Objective:
Can you transcribe every line exactly and leave the pictures behind?

Data lines:
##############################

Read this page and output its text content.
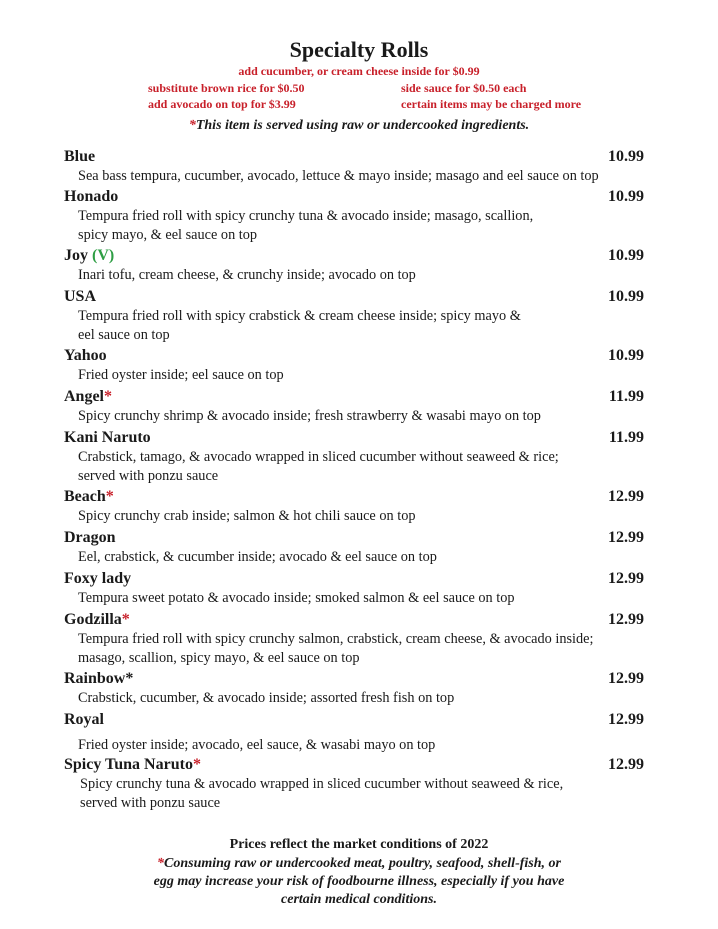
Specialty Rolls
add cucumber, or cream cheese inside for $0.99
substitute brown rice for $0.50	side sauce for $0.50 each
add avocado on top for $3.99	certain items may be charged more
*This item is served using raw or undercooked ingredients.
Blue	10.99
Sea bass tempura, cucumber, avocado, lettuce & mayo inside; masago and eel sauce on top
Honado	10.99
Tempura fried roll with spicy crunchy tuna & avocado inside; masago, scallion,
spicy mayo, & eel sauce on top
Joy (V)	10.99
Inari tofu, cream cheese, & crunchy inside; avocado on top
USA	10.99
Tempura fried roll with spicy crabstick & cream cheese inside; spicy mayo &
eel sauce on top
Yahoo	10.99
Fried oyster inside; eel sauce on top
Angel*	11.99
Spicy crunchy shrimp & avocado inside; fresh strawberry & wasabi mayo on top
Kani Naruto	11.99
Crabstick, tamago, & avocado wrapped in sliced cucumber without seaweed & rice;
served with ponzu sauce
Beach*	12.99
Spicy crunchy crab inside; salmon & hot chili sauce on top
Dragon	12.99
Eel, crabstick, & cucumber inside; avocado & eel sauce on top
Foxy lady	12.99
Tempura sweet potato & avocado inside; smoked salmon & eel sauce on top
Godzilla*	12.99
Tempura fried roll with spicy crunchy salmon, crabstick, cream cheese, & avocado inside;
masago, scallion, spicy mayo, & eel sauce on top
Rainbow*	12.99
Crabstick, cucumber, & avocado inside; assorted fresh fish on top
Royal	12.99
Fried oyster inside; avocado, eel sauce, & wasabi mayo on top
Spicy Tuna Naruto*	12.99
Spicy crunchy tuna & avocado wrapped in sliced cucumber without seaweed & rice,
served with ponzu sauce
Prices reflect the market conditions of 2022
*Consuming raw or undercooked meat, poultry, seafood, shell-fish, or egg may increase your risk of foodbourne illness, especially if you have certain medical conditions.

##############################

Reply to the task:
Read this page and output its text content.
Specialty Rolls
add cucumber, or cream cheese inside for $0.99
substitute brown rice for $0.50	side sauce for $0.50 each
add avocado on top for $3.99	certain items may be charged more
*This item is served using raw or undercooked ingredients.
Blue	10.99
Sea bass tempura, cucumber, avocado, lettuce & mayo inside; masago and eel sauce on top
Honado	10.99
Tempura fried roll with spicy crunchy tuna & avocado inside; masago, scallion,
spicy mayo, & eel sauce on top
Joy (V)	10.99
Inari tofu, cream cheese, & crunchy inside; avocado on top
USA	10.99
Tempura fried roll with spicy crabstick & cream cheese inside; spicy mayo &
eel sauce on top
Yahoo	10.99
Fried oyster inside; eel sauce on top
Angel*	11.99
Spicy crunchy shrimp & avocado inside; fresh strawberry & wasabi mayo on top
Kani Naruto	11.99
Crabstick, tamago, & avocado wrapped in sliced cucumber without seaweed & rice;
served with ponzu sauce
Beach*	12.99
Spicy crunchy crab inside; salmon & hot chili sauce on top
Dragon	12.99
Eel, crabstick, & cucumber inside; avocado & eel sauce on top
Foxy lady	12.99
Tempura sweet potato & avocado inside; smoked salmon & eel sauce on top
Godzilla*	12.99
Tempura fried roll with spicy crunchy salmon, crabstick, cream cheese, & avocado inside;
masago, scallion, spicy mayo, & eel sauce on top
Rainbow*	12.99
Crabstick, cucumber, & avocado inside; assorted fresh fish on top
Royal	12.99
Fried oyster inside; avocado, eel sauce, & wasabi mayo on top
Spicy Tuna Naruto*	12.99
Spicy crunchy tuna & avocado wrapped in sliced cucumber without seaweed & rice,
served with ponzu sauce
Prices reflect the market conditions of 2022
*Consuming raw or undercooked meat, poultry, seafood, shell-fish, or egg may increase your risk of foodbourne illness, especially if you have certain medical conditions.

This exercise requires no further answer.